_SOURCE_:
Bibi’s Gambit?
Did the October 7 Attack Happen with Netanyahu’s Blessing?
by Balder Olrik October 7, 2025
English version – Dansk version
On October 7, 2023, the world woke up to shock and horror – Israel was subjected to a massive terror attack. Approximately 4,000–6,000 Hamas fighters simultaneously breached the normally heavily guarded border. A force the size of the entire Danish army had been secretly mobilized and attacked undetected. This narrative, which in hindsight may sound too incredible to be true, was largely uncritically accepted by the public. However, a number of well-documented facts soon emerged casting a new, far more ambiguous light on Netanyahu and his inner circle’s role before and during the attack – facts that never really reached Europe, where his narrative was allowed to live unchallenged.

Netanyahu Knew But Failed to Act
The New York Times revealed already in November 2023 that Israel’s intelligence had possessed a detailed 40-page Hamas attack plan at least one year prior to the October 7, 2023 attack. The plan was translated and circulated at several levels within the IDF (Israel Defense Forces) and among intelligence officers. It described with precision rocket bombardments, drone attacks on surveillance systems at the border, and then an infiltration by armed Hamas militants via a network of routes – exactly as later occurred.
One would expect Netanyahu, upon learning of the plan, to take precautions and try to thwart this ambitious plan. Or at least to reinforce the border, having a detailed plan of how it might be breached – but none of this happened.
Funding the Attack
For years, Netanyahu – with Qatar as a donor – organized that billions of dollars were funneled directly to Hamas. The money was transferred monthly in cash via suitcases across the Israeli-controlled border. This happened with the Netanyahu government’s approval and logistical support, right up to the terrorist attack. Former Prime Ministers Ehud Barak and Ehud Olmert and former Shin Bet chief Yuval Diskin have publicly criticized Netanyahu for channeling these huge sums to Hamas – money that, they said, strengthened the militant wing at the expense of the civilian population, as it ended up largely with Hamas’s military wing.
The strategy was the classic “divide and conquer,” keeping internal Palestinian divisions alive and preventing the more pragmatic and secular Fatah, dominant in the West Bank, from gaining control in Gaza. Without this massive injection of funds, the October 7 attack would not have been possible.

_PARTS OF THE EXERCISE_:
1/ Give again the passage from the article on the October 7 attack, starting at "Bibi’s Gambit?" and ending at "to live unchallenged.".
2/ Name every former official whom the article on the October 7 attack cites as publicly criticizing Netanyahu for channeling money to Hamas.
The items after this point are separate material and are unrelated to the article on the October 7 attack.

_GIVEN ENTRIES_:
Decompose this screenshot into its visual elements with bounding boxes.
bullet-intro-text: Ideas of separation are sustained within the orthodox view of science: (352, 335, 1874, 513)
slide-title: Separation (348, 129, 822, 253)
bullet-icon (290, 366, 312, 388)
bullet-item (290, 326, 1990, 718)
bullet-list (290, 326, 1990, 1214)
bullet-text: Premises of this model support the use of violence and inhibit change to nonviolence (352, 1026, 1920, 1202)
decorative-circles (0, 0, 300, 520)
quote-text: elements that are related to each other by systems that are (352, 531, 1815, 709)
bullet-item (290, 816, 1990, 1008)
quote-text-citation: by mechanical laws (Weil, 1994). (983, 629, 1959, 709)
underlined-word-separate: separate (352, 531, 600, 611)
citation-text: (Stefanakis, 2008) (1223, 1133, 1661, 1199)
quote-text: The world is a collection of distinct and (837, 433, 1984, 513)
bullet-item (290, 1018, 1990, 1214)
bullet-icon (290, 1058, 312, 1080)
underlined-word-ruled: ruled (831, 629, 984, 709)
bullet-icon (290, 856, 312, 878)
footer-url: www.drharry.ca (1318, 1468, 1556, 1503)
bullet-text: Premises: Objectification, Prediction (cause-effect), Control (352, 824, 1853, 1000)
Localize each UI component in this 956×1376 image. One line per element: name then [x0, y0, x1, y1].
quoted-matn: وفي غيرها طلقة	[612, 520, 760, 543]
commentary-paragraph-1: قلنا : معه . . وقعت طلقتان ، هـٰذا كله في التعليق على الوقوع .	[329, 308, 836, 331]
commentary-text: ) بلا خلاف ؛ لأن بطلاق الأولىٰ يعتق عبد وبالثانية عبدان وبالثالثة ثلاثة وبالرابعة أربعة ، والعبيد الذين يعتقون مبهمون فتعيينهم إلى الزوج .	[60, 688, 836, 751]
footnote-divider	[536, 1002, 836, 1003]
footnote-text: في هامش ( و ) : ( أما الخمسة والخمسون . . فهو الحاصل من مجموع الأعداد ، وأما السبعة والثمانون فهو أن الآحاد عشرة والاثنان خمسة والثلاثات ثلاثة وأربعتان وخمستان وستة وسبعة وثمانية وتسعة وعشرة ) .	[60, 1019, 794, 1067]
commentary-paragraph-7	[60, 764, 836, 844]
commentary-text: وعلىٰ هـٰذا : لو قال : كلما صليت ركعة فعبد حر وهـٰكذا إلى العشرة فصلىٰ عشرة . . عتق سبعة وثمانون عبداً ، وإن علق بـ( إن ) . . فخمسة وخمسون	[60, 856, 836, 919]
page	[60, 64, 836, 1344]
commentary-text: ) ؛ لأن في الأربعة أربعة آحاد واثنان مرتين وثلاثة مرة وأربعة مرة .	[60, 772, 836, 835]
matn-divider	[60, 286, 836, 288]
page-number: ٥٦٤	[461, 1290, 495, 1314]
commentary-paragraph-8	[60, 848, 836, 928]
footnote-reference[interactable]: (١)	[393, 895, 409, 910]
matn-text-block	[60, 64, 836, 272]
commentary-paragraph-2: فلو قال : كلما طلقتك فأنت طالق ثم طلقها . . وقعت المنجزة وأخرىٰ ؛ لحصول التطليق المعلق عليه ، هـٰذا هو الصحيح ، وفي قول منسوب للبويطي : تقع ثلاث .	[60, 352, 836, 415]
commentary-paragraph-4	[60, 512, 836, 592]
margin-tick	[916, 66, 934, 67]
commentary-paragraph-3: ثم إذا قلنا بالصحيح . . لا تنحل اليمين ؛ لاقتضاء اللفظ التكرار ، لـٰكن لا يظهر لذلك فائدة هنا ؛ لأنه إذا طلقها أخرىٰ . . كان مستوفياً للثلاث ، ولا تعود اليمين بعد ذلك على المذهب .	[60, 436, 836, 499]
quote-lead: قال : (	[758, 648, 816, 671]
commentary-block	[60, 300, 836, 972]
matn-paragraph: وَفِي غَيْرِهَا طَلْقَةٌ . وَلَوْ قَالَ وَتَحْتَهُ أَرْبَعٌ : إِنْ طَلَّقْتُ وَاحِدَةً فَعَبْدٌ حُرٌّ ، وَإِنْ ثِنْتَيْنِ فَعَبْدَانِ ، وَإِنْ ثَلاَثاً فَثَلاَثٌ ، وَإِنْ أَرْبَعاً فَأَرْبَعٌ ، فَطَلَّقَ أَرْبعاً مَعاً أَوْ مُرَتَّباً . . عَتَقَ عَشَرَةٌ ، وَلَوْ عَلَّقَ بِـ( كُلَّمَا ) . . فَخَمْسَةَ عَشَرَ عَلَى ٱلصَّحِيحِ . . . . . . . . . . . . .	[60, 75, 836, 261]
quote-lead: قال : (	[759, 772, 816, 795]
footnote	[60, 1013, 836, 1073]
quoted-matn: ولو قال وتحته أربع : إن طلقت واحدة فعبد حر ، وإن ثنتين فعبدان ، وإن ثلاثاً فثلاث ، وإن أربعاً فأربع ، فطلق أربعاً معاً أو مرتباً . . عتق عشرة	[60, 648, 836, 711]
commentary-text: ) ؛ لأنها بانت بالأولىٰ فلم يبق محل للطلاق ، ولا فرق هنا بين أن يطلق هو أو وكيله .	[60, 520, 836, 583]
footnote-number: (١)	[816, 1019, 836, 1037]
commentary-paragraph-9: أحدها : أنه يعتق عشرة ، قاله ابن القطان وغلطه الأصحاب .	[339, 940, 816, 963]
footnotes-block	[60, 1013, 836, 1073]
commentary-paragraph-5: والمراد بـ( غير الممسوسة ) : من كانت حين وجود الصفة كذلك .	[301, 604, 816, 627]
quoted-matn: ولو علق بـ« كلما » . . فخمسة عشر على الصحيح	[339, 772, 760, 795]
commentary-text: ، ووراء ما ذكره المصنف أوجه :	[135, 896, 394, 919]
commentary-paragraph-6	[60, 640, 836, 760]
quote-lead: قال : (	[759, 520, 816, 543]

_RESULTS OF THE TASKS_:
1/
Bibi’s Gambit?
Did the October 7 Attack Happen with Netanyahu’s Blessing?
by Balder Olrik October 7, 2025
English version – Dansk version
On October 7, 2023, the world woke up to shock and horror – Israel was subjected to a massive terror attack. Approximately 4,000–6,000 Hamas fighters simultaneously breached the normally heavily guarded border. A force the size of the entire Danish army had been secretly mobilized and attacked undetected. This narrative, which in hindsight may sound too incredible to be true, was largely uncritically accepted by the public. However, a number of well-documented facts soon emerged casting a new, far more ambiguous light on Netanyahu and his inner circle’s role before and during the attack – facts that never really reached Europe, where his narrative was allowed to live unchallenged.

2/ Ehud Barak, Ehud Olmert, Yuval Diskin